* [EXERCISE PROMPT]: Nothing should be left out: output all of the entries exactly.

* [WORKING DATA]:
* Start *

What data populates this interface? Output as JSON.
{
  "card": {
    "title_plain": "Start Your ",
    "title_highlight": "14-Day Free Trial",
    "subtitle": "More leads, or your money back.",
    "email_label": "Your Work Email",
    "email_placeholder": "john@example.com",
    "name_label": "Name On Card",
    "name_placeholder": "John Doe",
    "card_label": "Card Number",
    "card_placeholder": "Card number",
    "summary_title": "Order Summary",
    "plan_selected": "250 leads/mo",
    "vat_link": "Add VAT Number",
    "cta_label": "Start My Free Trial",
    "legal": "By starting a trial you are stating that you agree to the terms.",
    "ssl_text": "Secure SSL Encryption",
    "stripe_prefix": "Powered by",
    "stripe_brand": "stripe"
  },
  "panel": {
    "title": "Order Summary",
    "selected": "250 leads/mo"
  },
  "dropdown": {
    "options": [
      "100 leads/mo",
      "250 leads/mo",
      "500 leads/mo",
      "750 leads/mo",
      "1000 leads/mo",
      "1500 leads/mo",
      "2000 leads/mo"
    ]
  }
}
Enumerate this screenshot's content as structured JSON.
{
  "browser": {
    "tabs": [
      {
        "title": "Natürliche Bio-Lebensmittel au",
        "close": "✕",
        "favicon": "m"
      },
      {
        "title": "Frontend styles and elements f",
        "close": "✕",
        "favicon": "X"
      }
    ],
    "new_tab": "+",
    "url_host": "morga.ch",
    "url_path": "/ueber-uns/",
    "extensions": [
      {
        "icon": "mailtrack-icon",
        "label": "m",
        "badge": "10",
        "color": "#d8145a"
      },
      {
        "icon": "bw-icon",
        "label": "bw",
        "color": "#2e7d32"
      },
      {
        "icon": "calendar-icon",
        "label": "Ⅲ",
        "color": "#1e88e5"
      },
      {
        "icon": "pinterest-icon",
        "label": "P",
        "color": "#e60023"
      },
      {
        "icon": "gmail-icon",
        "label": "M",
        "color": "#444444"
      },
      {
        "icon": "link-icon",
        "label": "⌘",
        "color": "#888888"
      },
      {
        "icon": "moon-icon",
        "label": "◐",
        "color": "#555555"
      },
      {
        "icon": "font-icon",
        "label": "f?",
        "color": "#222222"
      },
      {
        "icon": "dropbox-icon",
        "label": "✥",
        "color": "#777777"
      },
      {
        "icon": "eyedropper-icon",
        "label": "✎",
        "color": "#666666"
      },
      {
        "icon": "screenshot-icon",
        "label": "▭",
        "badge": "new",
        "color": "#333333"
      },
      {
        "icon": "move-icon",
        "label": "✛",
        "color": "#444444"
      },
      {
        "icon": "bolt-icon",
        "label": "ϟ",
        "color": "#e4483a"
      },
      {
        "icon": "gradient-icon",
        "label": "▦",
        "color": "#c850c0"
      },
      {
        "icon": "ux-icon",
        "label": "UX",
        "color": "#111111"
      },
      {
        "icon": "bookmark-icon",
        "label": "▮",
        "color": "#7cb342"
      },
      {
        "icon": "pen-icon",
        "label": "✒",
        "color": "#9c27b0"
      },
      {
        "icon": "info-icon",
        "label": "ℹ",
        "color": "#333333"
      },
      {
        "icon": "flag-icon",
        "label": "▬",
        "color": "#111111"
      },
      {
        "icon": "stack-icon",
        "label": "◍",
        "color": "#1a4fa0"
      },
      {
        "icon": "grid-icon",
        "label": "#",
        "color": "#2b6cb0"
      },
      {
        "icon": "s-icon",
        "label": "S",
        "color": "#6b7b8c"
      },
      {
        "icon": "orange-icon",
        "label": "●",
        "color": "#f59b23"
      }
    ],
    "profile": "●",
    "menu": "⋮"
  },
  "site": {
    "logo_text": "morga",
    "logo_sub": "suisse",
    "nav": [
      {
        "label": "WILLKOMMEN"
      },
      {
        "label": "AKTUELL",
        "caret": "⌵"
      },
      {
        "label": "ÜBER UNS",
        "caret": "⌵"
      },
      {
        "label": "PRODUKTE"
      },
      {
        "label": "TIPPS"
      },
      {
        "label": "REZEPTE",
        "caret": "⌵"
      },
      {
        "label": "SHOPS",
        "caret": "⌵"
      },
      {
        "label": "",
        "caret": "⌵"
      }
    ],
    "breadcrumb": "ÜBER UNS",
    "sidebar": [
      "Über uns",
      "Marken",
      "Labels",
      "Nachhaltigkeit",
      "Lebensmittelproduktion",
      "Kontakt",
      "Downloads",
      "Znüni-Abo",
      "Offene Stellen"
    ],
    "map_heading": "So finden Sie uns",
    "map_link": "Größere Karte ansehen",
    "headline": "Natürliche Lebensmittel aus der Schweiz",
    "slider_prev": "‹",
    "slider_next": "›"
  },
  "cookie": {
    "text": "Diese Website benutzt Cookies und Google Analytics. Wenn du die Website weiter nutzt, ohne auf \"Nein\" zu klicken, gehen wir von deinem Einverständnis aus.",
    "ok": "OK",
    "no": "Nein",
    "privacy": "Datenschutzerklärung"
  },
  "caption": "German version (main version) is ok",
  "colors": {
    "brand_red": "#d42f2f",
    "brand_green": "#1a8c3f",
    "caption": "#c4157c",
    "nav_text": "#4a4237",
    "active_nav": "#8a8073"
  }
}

* End *

* [SOLVED EXERCISE]:
What data populates this interface? Output as JSON.
{
  "card": {
    "title_plain": "Start Your ",
    "title_highlight": "14-Day Free Trial",
    "subtitle": "More leads, or your money back.",
    "email_label": "Your Work Email",
    "email_placeholder": "john@example.com",
    "name_label": "Name On Card",
    "name_placeholder": "John Doe",
    "card_label": "Card Number",
    "card_placeholder": "Card number",
    "summary_title": "Order Summary",
    "plan_selected": "250 leads/mo",
    "vat_link": "Add VAT Number",
    "cta_label": "Start My Free Trial",
    "legal": "By starting a trial you are stating that you agree to the terms.",
    "ssl_text": "Secure SSL Encryption",
    "stripe_prefix": "Powered by",
    "stripe_brand": "stripe"
  },
  "panel": {
    "title": "Order Summary",
    "selected": "250 leads/mo"
  },
  "dropdown": {
    "options": [
      "100 leads/mo",
      "250 leads/mo",
      "500 leads/mo",
      "750 leads/mo",
      "1000 leads/mo",
      "1500 leads/mo",
      "2000 leads/mo"
    ]
  }
}
Enumerate this screenshot's content as structured JSON.
{
  "browser": {
    "tabs": [
      {
        "title": "Natürliche Bio-Lebensmittel au",
        "close": "✕",
        "favicon": "m"
      },
      {
        "title": "Frontend styles and elements f",
        "close": "✕",
        "favicon": "X"
      }
    ],
    "new_tab": "+",
    "url_host": "morga.ch",
    "url_path": "/ueber-uns/",
    "extensions": [
      {
        "icon": "mailtrack-icon",
        "label": "m",
        "badge": "10",
        "color": "#d8145a"
      },
      {
        "icon": "bw-icon",
        "label": "bw",
        "color": "#2e7d32"
      },
      {
        "icon": "calendar-icon",
        "label": "Ⅲ",
        "color": "#1e88e5"
      },
      {
        "icon": "pinterest-icon",
        "label": "P",
        "color": "#e60023"
      },
      {
        "icon": "gmail-icon",
        "label": "M",
        "color": "#444444"
      },
      {
        "icon": "link-icon",
        "label": "⌘",
        "color": "#888888"
      },
      {
        "icon": "moon-icon",
        "label": "◐",
        "color": "#555555"
      },
      {
        "icon": "font-icon",
        "label": "f?",
        "color": "#222222"
      },
      {
        "icon": "dropbox-icon",
        "label": "✥",
        "color": "#777777"
      },
      {
        "icon": "eyedropper-icon",
        "label": "✎",
        "color": "#666666"
      },
      {
        "icon": "screenshot-icon",
        "label": "▭",
        "badge": "new",
        "color": "#333333"
      },
      {
        "icon": "move-icon",
        "label": "✛",
        "color": "#444444"
      },
      {
        "icon": "bolt-icon",
        "label": "ϟ",
        "color": "#e4483a"
      },
      {
        "icon": "gradient-icon",
        "label": "▦",
        "color": "#c850c0"
      },
      {
        "icon": "ux-icon",
        "label": "UX",
        "color": "#111111"
      },
      {
        "icon": "bookmark-icon",
        "label": "▮",
        "color": "#7cb342"
      },
      {
        "icon": "pen-icon",
        "label": "✒",
        "color": "#9c27b0"
      },
      {
        "icon": "info-icon",
        "label": "ℹ",
        "color": "#333333"
      },
      {
        "icon": "flag-icon",
        "label": "▬",
        "color": "#111111"
      },
      {
        "icon": "stack-icon",
        "label": "◍",
        "color": "#1a4fa0"
      },
      {
        "icon": "grid-icon",
        "label": "#",
        "color": "#2b6cb0"
      },
      {
        "icon": "s-icon",
        "label": "S",
        "color": "#6b7b8c"
      },
      {
        "icon": "orange-icon",
        "label": "●",
        "color": "#f59b23"
      }
    ],
    "profile": "●",
    "menu": "⋮"
  },
  "site": {
    "logo_text": "morga",
    "logo_sub": "suisse",
    "nav": [
      {
        "label": "WILLKOMMEN"
      },
      {
        "label": "AKTUELL",
        "caret": "⌵"
      },
      {
        "label": "ÜBER UNS",
        "caret": "⌵"
      },
      {
        "label": "PRODUKTE"
      },
      {
        "label": "TIPPS"
      },
      {
        "label": "REZEPTE",
        "caret": "⌵"
      },
      {
        "label": "SHOPS",
        "caret": "⌵"
      },
      {
        "label": "",
        "caret": "⌵"
      }
    ],
    "breadcrumb": "ÜBER UNS",
    "sidebar": [
      "Über uns",
      "Marken",
      "Labels",
      "Nachhaltigkeit",
      "Lebensmittelproduktion",
      "Kontakt",
      "Downloads",
      "Znüni-Abo",
      "Offene Stellen"
    ],
    "map_heading": "So finden Sie uns",
    "map_link": "Größere Karte ansehen",
    "headline": "Natürliche Lebensmittel aus der Schweiz",
    "slider_prev": "‹",
    "slider_next": "›"
  },
  "cookie": {
    "text": "Diese Website benutzt Cookies und Google Analytics. Wenn du die Website weiter nutzt, ohne auf \"Nein\" zu klicken, gehen wir von deinem Einverständnis aus.",
    "ok": "OK",
    "no": "Nein",
    "privacy": "Datenschutzerklärung"
  },
  "caption": "German version (main version) is ok",
  "colors": {
    "brand_red": "#d42f2f",
    "brand_green": "#1a8c3f",
    "caption": "#c4157c",
    "nav_text": "#4a4237",
    "active_nav": "#8a8073"
  }
}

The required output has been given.